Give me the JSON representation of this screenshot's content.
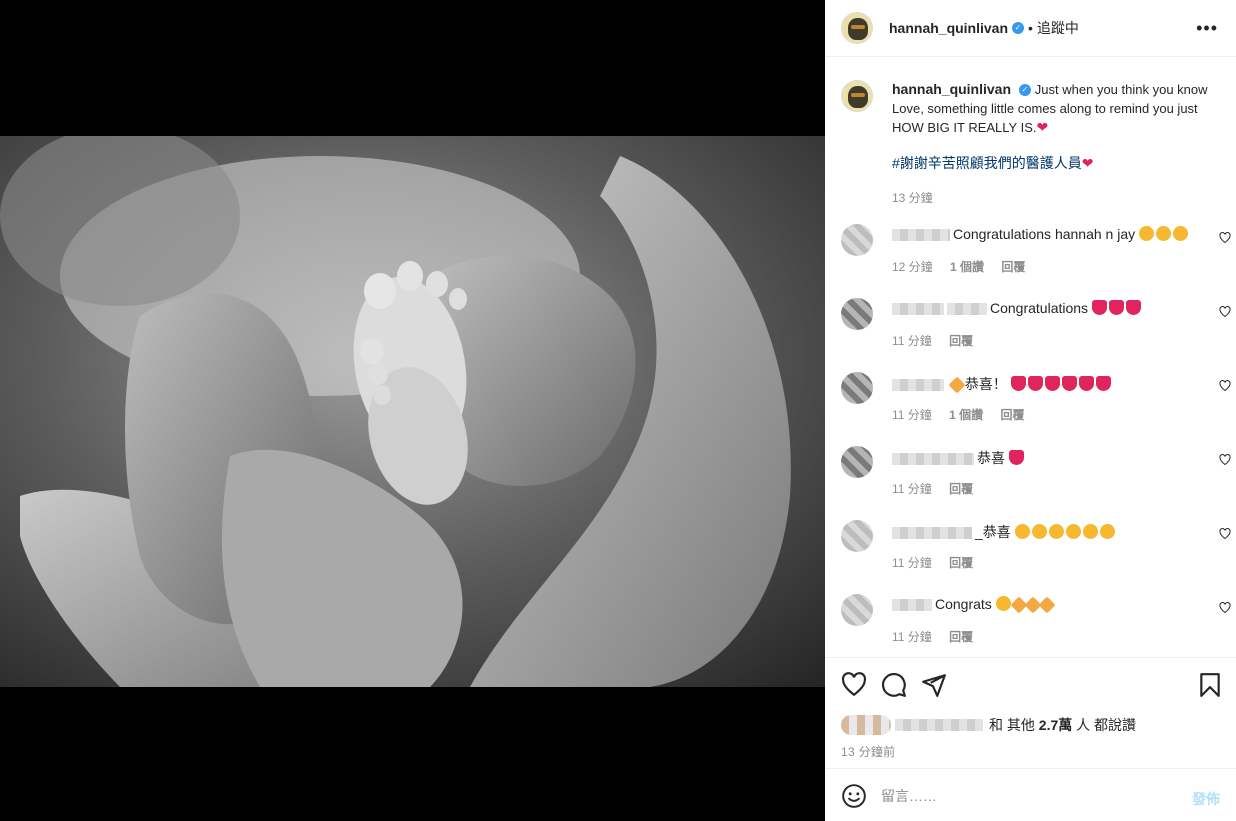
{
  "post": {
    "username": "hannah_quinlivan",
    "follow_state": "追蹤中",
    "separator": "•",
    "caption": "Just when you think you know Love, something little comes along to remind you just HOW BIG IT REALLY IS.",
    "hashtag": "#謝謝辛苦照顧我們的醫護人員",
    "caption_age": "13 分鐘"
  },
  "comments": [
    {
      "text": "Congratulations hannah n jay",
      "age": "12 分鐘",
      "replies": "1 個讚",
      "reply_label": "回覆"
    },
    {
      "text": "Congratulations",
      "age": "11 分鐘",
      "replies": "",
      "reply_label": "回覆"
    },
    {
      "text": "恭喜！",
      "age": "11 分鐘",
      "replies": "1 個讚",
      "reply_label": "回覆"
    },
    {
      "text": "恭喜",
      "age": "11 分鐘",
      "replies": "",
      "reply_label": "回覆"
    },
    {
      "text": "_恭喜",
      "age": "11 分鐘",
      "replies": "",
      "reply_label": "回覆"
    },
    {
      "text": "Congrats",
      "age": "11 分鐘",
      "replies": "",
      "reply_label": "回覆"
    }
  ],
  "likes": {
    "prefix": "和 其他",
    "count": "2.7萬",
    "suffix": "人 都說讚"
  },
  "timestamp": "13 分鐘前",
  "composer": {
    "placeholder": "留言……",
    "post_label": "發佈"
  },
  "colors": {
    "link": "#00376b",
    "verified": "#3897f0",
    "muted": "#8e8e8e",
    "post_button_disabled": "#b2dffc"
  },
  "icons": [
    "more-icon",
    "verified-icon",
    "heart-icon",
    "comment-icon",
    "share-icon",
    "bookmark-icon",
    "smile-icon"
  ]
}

════════

Locate each line with the word "text" and copy it.

● Solution to this problem:
      "text": "Congratulations hannah n jay",
      "text": "Congratulations",
      "text": "恭喜！",
      "text": "恭喜",
      "text": "_恭喜",
      "text": "Congrats",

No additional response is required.